WHAT IS ASKED:
How many lines in the listing below include the word "深圳市人才服务中心"? Answer with the number and nothing else.
##### LISTED RECORDS #####
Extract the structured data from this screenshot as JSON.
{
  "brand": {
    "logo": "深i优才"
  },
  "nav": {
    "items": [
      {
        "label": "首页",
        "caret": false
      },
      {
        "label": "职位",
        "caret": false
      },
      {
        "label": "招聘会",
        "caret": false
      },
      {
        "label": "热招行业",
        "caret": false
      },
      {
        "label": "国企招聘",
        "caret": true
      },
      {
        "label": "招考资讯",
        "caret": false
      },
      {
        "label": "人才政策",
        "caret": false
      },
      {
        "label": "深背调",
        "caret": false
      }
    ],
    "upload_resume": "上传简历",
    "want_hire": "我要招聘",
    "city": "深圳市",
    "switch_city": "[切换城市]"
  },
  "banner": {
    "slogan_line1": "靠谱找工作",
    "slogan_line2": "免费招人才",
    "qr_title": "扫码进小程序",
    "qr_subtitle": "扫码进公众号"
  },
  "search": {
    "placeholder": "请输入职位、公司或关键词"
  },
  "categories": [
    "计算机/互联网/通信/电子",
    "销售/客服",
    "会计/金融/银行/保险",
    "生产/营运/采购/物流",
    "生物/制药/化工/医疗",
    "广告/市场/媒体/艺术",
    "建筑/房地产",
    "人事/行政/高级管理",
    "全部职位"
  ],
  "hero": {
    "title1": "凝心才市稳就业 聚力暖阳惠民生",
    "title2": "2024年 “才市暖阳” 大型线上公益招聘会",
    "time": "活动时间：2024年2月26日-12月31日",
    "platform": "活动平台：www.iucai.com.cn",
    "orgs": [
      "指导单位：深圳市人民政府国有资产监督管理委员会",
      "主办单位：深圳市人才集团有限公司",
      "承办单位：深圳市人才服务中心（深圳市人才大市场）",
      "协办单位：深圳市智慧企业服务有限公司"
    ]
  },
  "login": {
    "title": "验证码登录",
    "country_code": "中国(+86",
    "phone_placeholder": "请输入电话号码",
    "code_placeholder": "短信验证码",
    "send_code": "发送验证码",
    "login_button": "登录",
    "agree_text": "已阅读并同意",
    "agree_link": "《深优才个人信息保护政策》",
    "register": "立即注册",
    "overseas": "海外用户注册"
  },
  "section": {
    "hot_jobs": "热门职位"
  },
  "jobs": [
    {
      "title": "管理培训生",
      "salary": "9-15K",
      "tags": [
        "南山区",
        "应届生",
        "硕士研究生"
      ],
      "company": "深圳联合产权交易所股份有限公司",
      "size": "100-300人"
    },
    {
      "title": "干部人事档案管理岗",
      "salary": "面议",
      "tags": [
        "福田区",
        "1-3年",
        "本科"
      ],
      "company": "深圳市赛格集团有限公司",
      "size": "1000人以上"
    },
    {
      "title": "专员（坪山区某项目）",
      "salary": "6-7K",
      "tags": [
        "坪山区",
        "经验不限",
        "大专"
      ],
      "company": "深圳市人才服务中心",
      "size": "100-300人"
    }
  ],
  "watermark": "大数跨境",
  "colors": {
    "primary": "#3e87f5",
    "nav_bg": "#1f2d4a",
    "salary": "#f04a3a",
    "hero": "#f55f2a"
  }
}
#####
##### LISTED RECORDS #####
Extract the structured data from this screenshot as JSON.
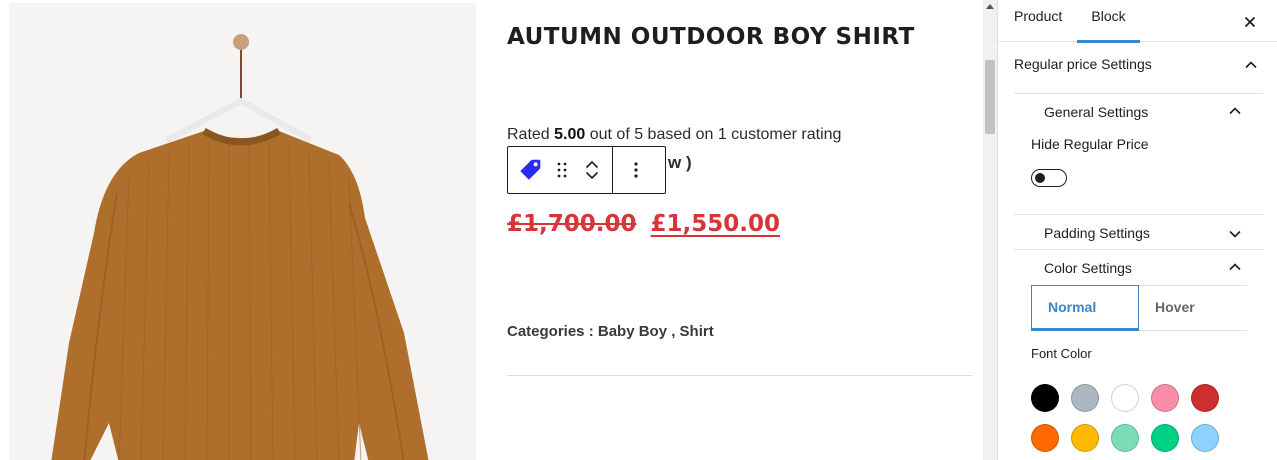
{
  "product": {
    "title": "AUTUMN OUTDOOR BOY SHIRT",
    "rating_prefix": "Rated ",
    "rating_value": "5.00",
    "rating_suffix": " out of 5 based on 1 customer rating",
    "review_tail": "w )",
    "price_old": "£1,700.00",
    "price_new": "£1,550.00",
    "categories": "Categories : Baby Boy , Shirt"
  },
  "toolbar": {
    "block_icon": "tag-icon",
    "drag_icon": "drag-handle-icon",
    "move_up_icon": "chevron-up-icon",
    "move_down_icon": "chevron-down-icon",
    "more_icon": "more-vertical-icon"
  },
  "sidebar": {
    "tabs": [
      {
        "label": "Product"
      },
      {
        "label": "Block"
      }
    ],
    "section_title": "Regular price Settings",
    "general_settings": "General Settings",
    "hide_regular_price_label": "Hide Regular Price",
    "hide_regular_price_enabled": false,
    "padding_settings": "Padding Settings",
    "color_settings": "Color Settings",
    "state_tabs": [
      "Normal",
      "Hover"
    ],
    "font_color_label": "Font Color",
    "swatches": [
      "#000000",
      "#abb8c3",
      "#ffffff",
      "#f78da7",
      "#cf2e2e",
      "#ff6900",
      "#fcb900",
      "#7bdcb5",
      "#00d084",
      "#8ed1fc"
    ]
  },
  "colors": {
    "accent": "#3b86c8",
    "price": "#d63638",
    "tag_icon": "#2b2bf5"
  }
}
#####
EXERCISE RESULT:
2